### OBJECTIVE
Go through the listing and copy each line with the string "function".

### DATA LINES
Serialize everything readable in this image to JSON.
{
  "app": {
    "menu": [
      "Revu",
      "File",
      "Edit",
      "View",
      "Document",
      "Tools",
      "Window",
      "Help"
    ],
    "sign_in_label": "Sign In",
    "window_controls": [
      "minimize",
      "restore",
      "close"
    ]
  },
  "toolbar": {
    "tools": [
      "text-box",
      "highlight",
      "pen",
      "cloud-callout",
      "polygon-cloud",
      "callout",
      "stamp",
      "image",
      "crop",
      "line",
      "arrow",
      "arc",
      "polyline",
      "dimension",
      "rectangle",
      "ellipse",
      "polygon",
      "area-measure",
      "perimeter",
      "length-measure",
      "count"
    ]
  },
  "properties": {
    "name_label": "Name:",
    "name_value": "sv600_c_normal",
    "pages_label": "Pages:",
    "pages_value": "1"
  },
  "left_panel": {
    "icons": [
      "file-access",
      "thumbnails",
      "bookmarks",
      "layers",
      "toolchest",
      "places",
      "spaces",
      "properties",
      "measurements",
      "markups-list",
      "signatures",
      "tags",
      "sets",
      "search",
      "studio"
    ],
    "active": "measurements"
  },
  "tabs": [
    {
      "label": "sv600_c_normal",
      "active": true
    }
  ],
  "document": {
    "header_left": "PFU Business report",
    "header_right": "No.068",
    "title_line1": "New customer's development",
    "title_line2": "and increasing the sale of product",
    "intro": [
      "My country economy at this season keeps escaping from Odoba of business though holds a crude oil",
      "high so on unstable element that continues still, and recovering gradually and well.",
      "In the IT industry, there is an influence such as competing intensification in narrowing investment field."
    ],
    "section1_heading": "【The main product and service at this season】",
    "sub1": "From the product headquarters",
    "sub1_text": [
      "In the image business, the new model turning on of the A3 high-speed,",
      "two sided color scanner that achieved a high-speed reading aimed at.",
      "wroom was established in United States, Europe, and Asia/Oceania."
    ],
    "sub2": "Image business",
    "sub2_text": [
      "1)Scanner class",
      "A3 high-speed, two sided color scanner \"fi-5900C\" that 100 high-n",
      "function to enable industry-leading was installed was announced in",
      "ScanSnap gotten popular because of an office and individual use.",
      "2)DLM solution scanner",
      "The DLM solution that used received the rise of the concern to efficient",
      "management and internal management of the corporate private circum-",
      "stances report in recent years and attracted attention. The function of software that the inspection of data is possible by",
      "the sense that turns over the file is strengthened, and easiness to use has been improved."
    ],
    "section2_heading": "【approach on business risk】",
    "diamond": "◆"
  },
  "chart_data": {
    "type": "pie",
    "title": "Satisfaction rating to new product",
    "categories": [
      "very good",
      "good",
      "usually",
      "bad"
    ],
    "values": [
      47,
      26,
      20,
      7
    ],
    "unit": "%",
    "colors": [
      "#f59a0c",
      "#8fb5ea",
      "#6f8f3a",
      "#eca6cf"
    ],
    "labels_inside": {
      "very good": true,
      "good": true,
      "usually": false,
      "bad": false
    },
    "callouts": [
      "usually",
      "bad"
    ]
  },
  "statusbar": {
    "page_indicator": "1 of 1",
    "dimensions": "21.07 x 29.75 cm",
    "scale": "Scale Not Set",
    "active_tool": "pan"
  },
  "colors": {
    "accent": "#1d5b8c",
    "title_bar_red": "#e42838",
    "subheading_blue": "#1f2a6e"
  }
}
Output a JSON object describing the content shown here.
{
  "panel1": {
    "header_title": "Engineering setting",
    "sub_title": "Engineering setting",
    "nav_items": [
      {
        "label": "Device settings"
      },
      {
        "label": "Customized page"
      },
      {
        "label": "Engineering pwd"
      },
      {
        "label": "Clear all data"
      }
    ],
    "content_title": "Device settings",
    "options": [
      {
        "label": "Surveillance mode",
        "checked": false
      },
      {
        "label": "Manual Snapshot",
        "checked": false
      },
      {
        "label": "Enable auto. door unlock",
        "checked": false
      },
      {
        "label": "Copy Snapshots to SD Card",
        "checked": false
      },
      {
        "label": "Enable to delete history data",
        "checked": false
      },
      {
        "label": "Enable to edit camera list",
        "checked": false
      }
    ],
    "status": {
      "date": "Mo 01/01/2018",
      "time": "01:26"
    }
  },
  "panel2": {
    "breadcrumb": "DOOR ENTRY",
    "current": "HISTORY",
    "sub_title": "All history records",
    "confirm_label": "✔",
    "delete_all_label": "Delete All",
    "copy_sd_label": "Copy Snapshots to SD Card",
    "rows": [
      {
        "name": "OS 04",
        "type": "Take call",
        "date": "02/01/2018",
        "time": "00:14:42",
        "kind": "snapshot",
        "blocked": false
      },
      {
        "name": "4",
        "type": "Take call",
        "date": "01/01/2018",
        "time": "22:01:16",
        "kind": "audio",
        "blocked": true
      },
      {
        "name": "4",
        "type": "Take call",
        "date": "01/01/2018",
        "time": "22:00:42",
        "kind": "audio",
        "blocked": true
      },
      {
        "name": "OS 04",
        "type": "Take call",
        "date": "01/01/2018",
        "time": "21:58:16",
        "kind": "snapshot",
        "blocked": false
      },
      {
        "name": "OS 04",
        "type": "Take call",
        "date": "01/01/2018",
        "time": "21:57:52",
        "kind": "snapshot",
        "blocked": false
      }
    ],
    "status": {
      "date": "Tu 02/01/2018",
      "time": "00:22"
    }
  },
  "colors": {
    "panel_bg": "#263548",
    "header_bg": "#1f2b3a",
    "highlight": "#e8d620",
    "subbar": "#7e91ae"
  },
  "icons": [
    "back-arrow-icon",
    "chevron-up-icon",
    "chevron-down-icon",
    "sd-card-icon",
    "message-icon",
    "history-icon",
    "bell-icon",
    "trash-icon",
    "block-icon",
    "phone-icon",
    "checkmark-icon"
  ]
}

### EXPECTED ANSWER
      "function to enable industry-leading was installed was announced in",
      "stances report in recent years and attracted attention. The function of software that the inspection of data is possible by",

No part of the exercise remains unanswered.